## Requirement:
Each entry below must be repeated exactly, with pictures left out.

## Stored records:

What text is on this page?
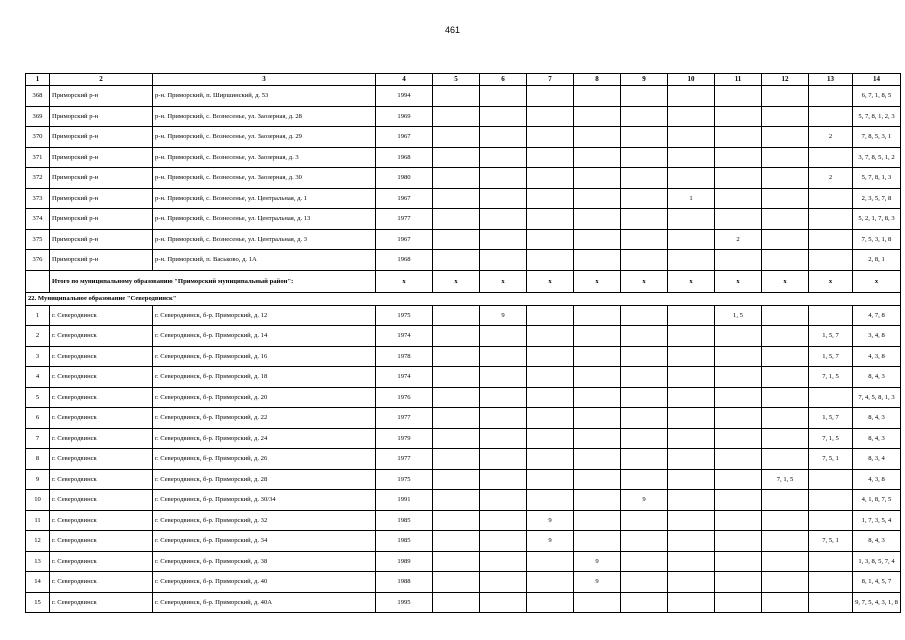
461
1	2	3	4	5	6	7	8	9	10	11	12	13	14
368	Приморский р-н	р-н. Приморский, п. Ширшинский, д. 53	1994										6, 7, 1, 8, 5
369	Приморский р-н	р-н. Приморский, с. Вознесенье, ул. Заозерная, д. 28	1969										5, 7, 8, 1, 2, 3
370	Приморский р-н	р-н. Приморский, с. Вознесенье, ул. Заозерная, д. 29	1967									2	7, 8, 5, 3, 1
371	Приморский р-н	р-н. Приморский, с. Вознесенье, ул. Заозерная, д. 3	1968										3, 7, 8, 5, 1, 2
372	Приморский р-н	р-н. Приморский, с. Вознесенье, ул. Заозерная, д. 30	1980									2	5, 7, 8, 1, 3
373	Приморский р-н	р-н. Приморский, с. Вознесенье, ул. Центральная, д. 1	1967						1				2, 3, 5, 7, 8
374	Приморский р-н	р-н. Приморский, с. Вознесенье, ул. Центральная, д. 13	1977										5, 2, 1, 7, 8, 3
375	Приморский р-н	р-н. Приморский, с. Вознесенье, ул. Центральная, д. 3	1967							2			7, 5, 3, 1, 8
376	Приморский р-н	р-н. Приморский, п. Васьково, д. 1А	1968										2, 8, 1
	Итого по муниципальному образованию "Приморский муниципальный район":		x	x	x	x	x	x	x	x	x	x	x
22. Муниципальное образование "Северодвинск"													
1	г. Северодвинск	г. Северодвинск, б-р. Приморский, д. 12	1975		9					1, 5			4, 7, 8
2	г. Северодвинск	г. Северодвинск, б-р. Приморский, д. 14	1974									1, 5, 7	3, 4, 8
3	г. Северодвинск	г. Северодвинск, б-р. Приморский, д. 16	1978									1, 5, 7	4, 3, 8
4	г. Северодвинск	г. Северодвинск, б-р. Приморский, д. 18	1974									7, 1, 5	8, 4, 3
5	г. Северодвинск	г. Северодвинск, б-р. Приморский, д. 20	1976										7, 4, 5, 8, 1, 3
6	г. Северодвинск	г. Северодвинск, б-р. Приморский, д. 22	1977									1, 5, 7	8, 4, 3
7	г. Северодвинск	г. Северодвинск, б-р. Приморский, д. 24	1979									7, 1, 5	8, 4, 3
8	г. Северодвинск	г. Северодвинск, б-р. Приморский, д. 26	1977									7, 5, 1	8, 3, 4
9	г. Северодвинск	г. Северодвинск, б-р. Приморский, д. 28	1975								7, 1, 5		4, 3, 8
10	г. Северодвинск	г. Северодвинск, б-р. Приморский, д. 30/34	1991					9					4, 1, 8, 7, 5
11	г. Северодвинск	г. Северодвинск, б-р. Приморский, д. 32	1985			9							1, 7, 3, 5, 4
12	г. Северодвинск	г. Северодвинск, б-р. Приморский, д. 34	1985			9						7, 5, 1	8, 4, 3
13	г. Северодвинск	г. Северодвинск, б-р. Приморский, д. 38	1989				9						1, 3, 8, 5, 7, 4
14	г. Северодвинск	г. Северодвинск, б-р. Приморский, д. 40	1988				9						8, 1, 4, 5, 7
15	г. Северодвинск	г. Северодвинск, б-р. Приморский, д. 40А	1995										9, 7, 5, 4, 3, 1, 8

## Task result:
What text is on this page?
461
1	2	3	4	5	6	7	8	9	10	11	12	13	14
368	Приморский р-н	р-н. Приморский, п. Ширшинский, д. 53	1994										6, 7, 1, 8, 5
369	Приморский р-н	р-н. Приморский, с. Вознесенье, ул. Заозерная, д. 28	1969										5, 7, 8, 1, 2, 3
370	Приморский р-н	р-н. Приморский, с. Вознесенье, ул. Заозерная, д. 29	1967									2	7, 8, 5, 3, 1
371	Приморский р-н	р-н. Приморский, с. Вознесенье, ул. Заозерная, д. 3	1968										3, 7, 8, 5, 1, 2
372	Приморский р-н	р-н. Приморский, с. Вознесенье, ул. Заозерная, д. 30	1980									2	5, 7, 8, 1, 3
373	Приморский р-н	р-н. Приморский, с. Вознесенье, ул. Центральная, д. 1	1967						1				2, 3, 5, 7, 8
374	Приморский р-н	р-н. Приморский, с. Вознесенье, ул. Центральная, д. 13	1977										5, 2, 1, 7, 8, 3
375	Приморский р-н	р-н. Приморский, с. Вознесенье, ул. Центральная, д. 3	1967							2			7, 5, 3, 1, 8
376	Приморский р-н	р-н. Приморский, п. Васьково, д. 1А	1968										2, 8, 1
	Итого по муниципальному образованию "Приморский муниципальный район":		x	x	x	x	x	x	x	x	x	x	x
22. Муниципальное образование "Северодвинск"													
1	г. Северодвинск	г. Северодвинск, б-р. Приморский, д. 12	1975		9					1, 5			4, 7, 8
2	г. Северодвинск	г. Северодвинск, б-р. Приморский, д. 14	1974									1, 5, 7	3, 4, 8
3	г. Северодвинск	г. Северодвинск, б-р. Приморский, д. 16	1978									1, 5, 7	4, 3, 8
4	г. Северодвинск	г. Северодвинск, б-р. Приморский, д. 18	1974									7, 1, 5	8, 4, 3
5	г. Северодвинск	г. Северодвинск, б-р. Приморский, д. 20	1976										7, 4, 5, 8, 1, 3
6	г. Северодвинск	г. Северодвинск, б-р. Приморский, д. 22	1977									1, 5, 7	8, 4, 3
7	г. Северодвинск	г. Северодвинск, б-р. Приморский, д. 24	1979									7, 1, 5	8, 4, 3
8	г. Северодвинск	г. Северодвинск, б-р. Приморский, д. 26	1977									7, 5, 1	8, 3, 4
9	г. Северодвинск	г. Северодвинск, б-р. Приморский, д. 28	1975								7, 1, 5		4, 3, 8
10	г. Северодвинск	г. Северодвинск, б-р. Приморский, д. 30/34	1991					9					4, 1, 8, 7, 5
11	г. Северодвинск	г. Северодвинск, б-р. Приморский, д. 32	1985			9							1, 7, 3, 5, 4
12	г. Северодвинск	г. Северодвинск, б-р. Приморский, д. 34	1985			9						7, 5, 1	8, 4, 3
13	г. Северодвинск	г. Северодвинск, б-р. Приморский, д. 38	1989				9						1, 3, 8, 5, 7, 4
14	г. Северодвинск	г. Северодвинск, б-р. Приморский, д. 40	1988				9						8, 1, 4, 5, 7
15	г. Северодвинск	г. Северодвинск, б-р. Приморский, д. 40А	1995										9, 7, 5, 4, 3, 1, 8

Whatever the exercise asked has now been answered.